Element and coordinate records:

________

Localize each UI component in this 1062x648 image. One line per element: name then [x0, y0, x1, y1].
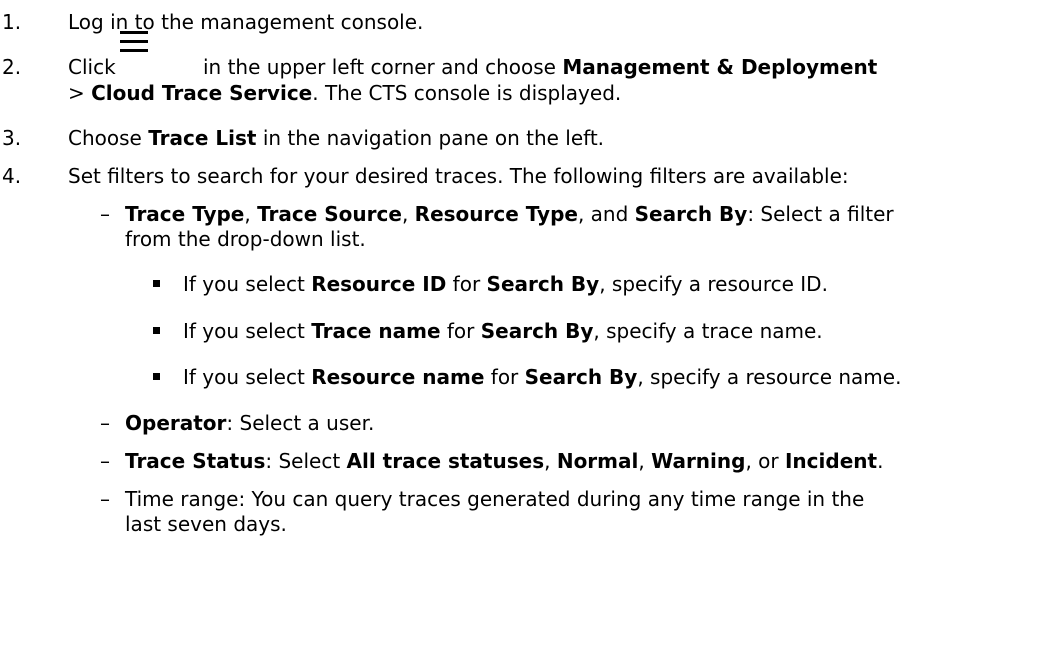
text: If you select	[183, 319, 312, 343]
separator: , and	[577, 202, 635, 226]
resource-type-label: Resource Type	[414, 202, 578, 226]
step-text-line: Choose Trace List in the navigation pane…	[68, 126, 604, 150]
step-text-line: in the upper left corner and choose Mana…	[203, 55, 877, 79]
text: : Select	[265, 449, 347, 473]
text: , specify a trace name.	[593, 319, 823, 343]
menu-path-2: Cloud Trace Service	[91, 81, 313, 105]
trace-list-label: Trace List	[148, 126, 257, 150]
text: for	[440, 319, 481, 343]
menu-separator: >	[68, 81, 85, 105]
trace-type-label: Trace Type	[125, 202, 245, 226]
square-bullet-icon	[153, 327, 160, 334]
step-text-post: in the upper left corner and choose	[203, 55, 556, 79]
filter-description-cont: last seven days.	[125, 512, 287, 536]
search-by-label: Search By	[486, 272, 600, 296]
step-number: 2.	[2, 55, 22, 79]
list-item: If you select Resource name for Search B…	[183, 365, 901, 389]
menu-path-1: Management & Deployment	[562, 55, 878, 79]
text: for	[446, 272, 487, 296]
step-text-pre: Choose	[68, 126, 142, 150]
square-bullet-icon	[153, 373, 160, 380]
option-label: All trace statuses	[346, 449, 545, 473]
list-item: If you select Resource ID for Search By,…	[183, 272, 828, 296]
filter-description: : Select a filter	[747, 202, 894, 226]
search-by-label: Search By	[634, 202, 748, 226]
option-label: Trace name	[311, 319, 441, 343]
filter-text: Trace Status: Select All trace statuses,…	[125, 449, 883, 473]
square-bullet-icon	[153, 280, 160, 287]
step-number: 1.	[2, 10, 22, 34]
filter-text: Trace Type, Trace Source, Resource Type,…	[125, 202, 894, 226]
dash-bullet: –	[100, 449, 110, 473]
option-label: Warning	[651, 449, 746, 473]
operator-label: Operator	[125, 411, 227, 435]
filter-description-cont: from the drop-down list.	[125, 227, 366, 251]
dash-bullet: –	[100, 202, 110, 226]
text: , specify a resource name.	[637, 365, 902, 389]
filter-description: Time range: You can query traces generat…	[125, 487, 865, 511]
step-number: 4.	[2, 164, 22, 188]
text: for	[484, 365, 525, 389]
dash-bullet: –	[100, 411, 110, 435]
list-item: If you select Trace name for Search By, …	[183, 319, 823, 343]
filter-description: : Select a user.	[226, 411, 375, 435]
step-text-pre: Click	[68, 55, 116, 79]
trace-source-label: Trace Source	[257, 202, 402, 226]
text: , specify a resource ID.	[599, 272, 828, 296]
option-label: Normal	[556, 449, 639, 473]
step-text: Set filters to search for your desired t…	[68, 164, 849, 188]
hamburger-menu-icon	[120, 31, 148, 53]
option-label: Resource name	[311, 365, 485, 389]
step-2-line-2: > Cloud Trace Service. The CTS console i…	[68, 81, 621, 105]
separator: , or	[745, 449, 785, 473]
filter-text: Operator: Select a user.	[125, 411, 374, 435]
separator: ,	[544, 449, 557, 473]
text: If you select	[183, 272, 312, 296]
text: If you select	[183, 365, 312, 389]
search-by-label: Search By	[524, 365, 638, 389]
option-label: Incident	[784, 449, 878, 473]
separator: ,	[638, 449, 652, 473]
separator: ,	[244, 202, 258, 226]
separator: ,	[401, 202, 415, 226]
option-label: Resource ID	[311, 272, 447, 296]
separator: .	[877, 449, 884, 473]
step-number: 3.	[2, 126, 22, 150]
dash-bullet: –	[100, 487, 110, 511]
step-text-tail: in the navigation pane on the left.	[256, 126, 605, 150]
trace-status-label: Trace Status	[125, 449, 266, 473]
step-text-tail: . The CTS console is displayed.	[312, 81, 622, 105]
search-by-label: Search By	[480, 319, 594, 343]
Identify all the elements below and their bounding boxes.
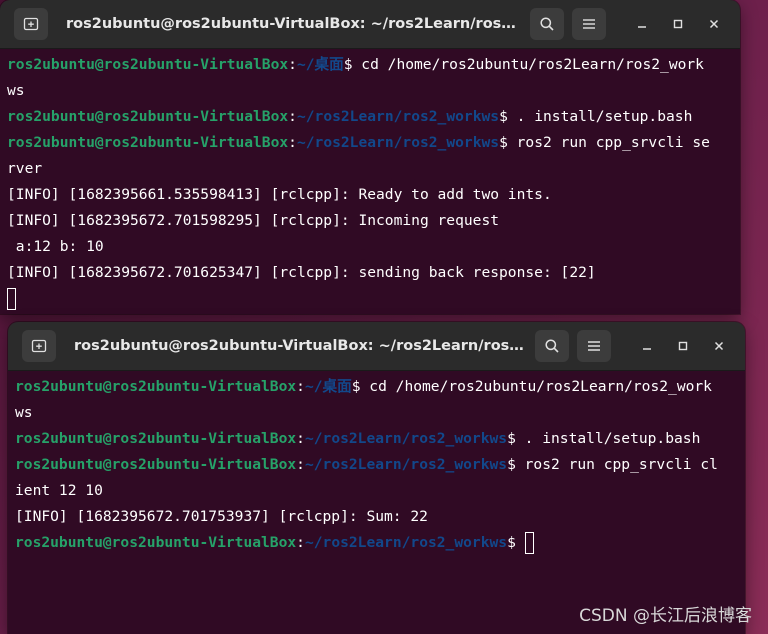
terminal-line: ros2ubuntu@ros2ubuntu-VirtualBox:~/ros2L… bbox=[15, 426, 741, 452]
command-text: $ cd /home/ros2ubuntu/ros2Learn/ros2_wor… bbox=[351, 378, 712, 395]
prompt-colon: : bbox=[296, 534, 305, 551]
prompt-user: ros2ubuntu@ros2ubuntu-VirtualBox bbox=[15, 430, 297, 447]
client-terminal-window[interactable]: ros2ubuntu@ros2ubuntu-VirtualBox: ~/ros2… bbox=[8, 322, 745, 634]
close-icon bbox=[714, 341, 724, 351]
terminal-line: ros2ubuntu@ros2ubuntu-VirtualBox:~/ros2L… bbox=[7, 104, 736, 130]
prompt-path: ~/ros2Learn/ros2_workws bbox=[304, 430, 508, 447]
hamburger-menu-icon bbox=[583, 19, 595, 29]
terminal-line: ient 12 10 bbox=[15, 482, 103, 499]
prompt-colon: : bbox=[288, 56, 297, 73]
prompt-path: ~/桌面 bbox=[304, 378, 352, 395]
server-new-tab-button[interactable] bbox=[14, 8, 48, 40]
prompt-user: ros2ubuntu@ros2ubuntu-VirtualBox bbox=[7, 56, 289, 73]
terminal-line: ros2ubuntu@ros2ubuntu-VirtualBox:~/ros2L… bbox=[15, 530, 741, 556]
server-minimize-button[interactable] bbox=[630, 12, 654, 36]
prompt-path: ~/ros2Learn/ros2_workws bbox=[296, 108, 500, 125]
prompt-colon: : bbox=[296, 456, 305, 473]
command-text: $ bbox=[507, 534, 525, 551]
client-maximize-button[interactable] bbox=[671, 334, 695, 358]
prompt-colon: : bbox=[296, 430, 305, 447]
command-text: $ ros2 run cpp_srvcli se bbox=[499, 134, 710, 151]
prompt-path: ~/ros2Learn/ros2_workws bbox=[304, 534, 508, 551]
prompt-user: ros2ubuntu@ros2ubuntu-VirtualBox bbox=[15, 378, 297, 395]
terminal-line: ws bbox=[7, 82, 25, 99]
hamburger-menu-icon bbox=[588, 341, 600, 351]
server-titlebar[interactable]: ros2ubuntu@ros2ubuntu-VirtualBox: ~/ros2… bbox=[0, 0, 740, 49]
server-terminal-output[interactable]: ros2ubuntu@ros2ubuntu-VirtualBox:~/桌面$ c… bbox=[7, 52, 736, 314]
new-tab-icon bbox=[31, 339, 47, 353]
command-text: $ . install/setup.bash bbox=[507, 430, 701, 447]
prompt-user: ros2ubuntu@ros2ubuntu-VirtualBox bbox=[15, 534, 297, 551]
terminal-line: ros2ubuntu@ros2ubuntu-VirtualBox:~/桌面$ c… bbox=[15, 374, 741, 400]
client-terminal-output[interactable]: ros2ubuntu@ros2ubuntu-VirtualBox:~/桌面$ c… bbox=[15, 374, 741, 634]
prompt-path: ~/桌面 bbox=[296, 56, 344, 73]
client-close-button[interactable] bbox=[707, 334, 731, 358]
close-icon bbox=[709, 19, 719, 29]
prompt-user: ros2ubuntu@ros2ubuntu-VirtualBox bbox=[7, 108, 289, 125]
search-icon bbox=[540, 17, 554, 31]
terminal-line: ws bbox=[15, 404, 33, 421]
client-minimize-button[interactable] bbox=[635, 334, 659, 358]
maximize-icon bbox=[678, 341, 688, 351]
terminal-line: rver bbox=[7, 160, 43, 177]
text-cursor bbox=[524, 532, 534, 554]
prompt-path: ~/ros2Learn/ros2_workws bbox=[304, 456, 508, 473]
minimize-icon bbox=[643, 348, 651, 350]
terminal-line bbox=[7, 286, 736, 312]
prompt-user: ros2ubuntu@ros2ubuntu-VirtualBox bbox=[7, 134, 289, 151]
client-search-button[interactable] bbox=[535, 330, 569, 362]
prompt-colon: : bbox=[296, 378, 305, 395]
server-search-button[interactable] bbox=[530, 8, 564, 40]
terminal-line: [INFO] [1682395661.535598413] [rclcpp]: … bbox=[7, 186, 552, 203]
terminal-line: [INFO] [1682395672.701598295] [rclcpp]: … bbox=[7, 212, 500, 229]
client-new-tab-button[interactable] bbox=[22, 330, 56, 362]
client-window-title: ros2ubuntu@ros2ubuntu-VirtualBox: ~/ros2… bbox=[74, 338, 524, 354]
client-titlebar[interactable]: ros2ubuntu@ros2ubuntu-VirtualBox: ~/ros2… bbox=[8, 322, 745, 371]
terminal-line: [INFO] [1682395672.701753937] [rclcpp]: … bbox=[15, 508, 428, 525]
terminal-line: [INFO] [1682395672.701625347] [rclcpp]: … bbox=[7, 264, 596, 281]
search-icon bbox=[545, 339, 559, 353]
prompt-user: ros2ubuntu@ros2ubuntu-VirtualBox bbox=[15, 456, 297, 473]
terminal-line: ros2ubuntu@ros2ubuntu-VirtualBox:~/ros2L… bbox=[15, 452, 741, 478]
command-text: $ ros2 run cpp_srvcli cl bbox=[507, 456, 718, 473]
terminal-line: a:12 b: 10 bbox=[7, 238, 104, 255]
maximize-icon bbox=[673, 19, 683, 29]
server-maximize-button[interactable] bbox=[666, 12, 690, 36]
command-text: $ cd /home/ros2ubuntu/ros2Learn/ros2_wor… bbox=[343, 56, 704, 73]
prompt-colon: : bbox=[288, 134, 297, 151]
terminal-line: ros2ubuntu@ros2ubuntu-VirtualBox:~/桌面$ c… bbox=[7, 52, 736, 78]
client-menu-button[interactable] bbox=[577, 330, 611, 362]
terminal-line: ros2ubuntu@ros2ubuntu-VirtualBox:~/ros2L… bbox=[7, 130, 736, 156]
minimize-icon bbox=[638, 26, 646, 28]
prompt-colon: : bbox=[288, 108, 297, 125]
server-close-button[interactable] bbox=[702, 12, 726, 36]
server-menu-button[interactable] bbox=[572, 8, 606, 40]
new-tab-icon bbox=[23, 17, 39, 31]
server-terminal-window[interactable]: ros2ubuntu@ros2ubuntu-VirtualBox: ~/ros2… bbox=[0, 0, 740, 314]
text-cursor bbox=[7, 288, 16, 310]
command-text: $ . install/setup.bash bbox=[499, 108, 693, 125]
prompt-path: ~/ros2Learn/ros2_workws bbox=[296, 134, 500, 151]
csdn-watermark: CSDN @长江后浪博客 bbox=[579, 606, 752, 626]
server-window-title: ros2ubuntu@ros2ubuntu-VirtualBox: ~/ros2… bbox=[66, 16, 516, 32]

________

**Task requirements:** Copy out the lines of the records from the line containing "426, 741, 452]" through the line containing "hamburger-menu-icon bbox=[583, 19, 595, 29]", inclusive, reproducing each one verbatim.

**Correct result:**
terminal-line: ros2ubuntu@ros2ubuntu-VirtualBox:~/ros2L… bbox=[15, 426, 741, 452]
command-text: $ cd /home/ros2ubuntu/ros2Learn/ros2_wor… bbox=[351, 378, 712, 395]
prompt-colon: : bbox=[296, 534, 305, 551]
prompt-user: ros2ubuntu@ros2ubuntu-VirtualBox bbox=[15, 430, 297, 447]
client-terminal-window[interactable]: ros2ubuntu@ros2ubuntu-VirtualBox: ~/ros2… bbox=[8, 322, 745, 634]
close-icon bbox=[714, 341, 724, 351]
terminal-line: ros2ubuntu@ros2ubuntu-VirtualBox:~/ros2L… bbox=[7, 104, 736, 130]
prompt-path: ~/ros2Learn/ros2_workws bbox=[304, 430, 508, 447]
hamburger-menu-icon bbox=[583, 19, 595, 29]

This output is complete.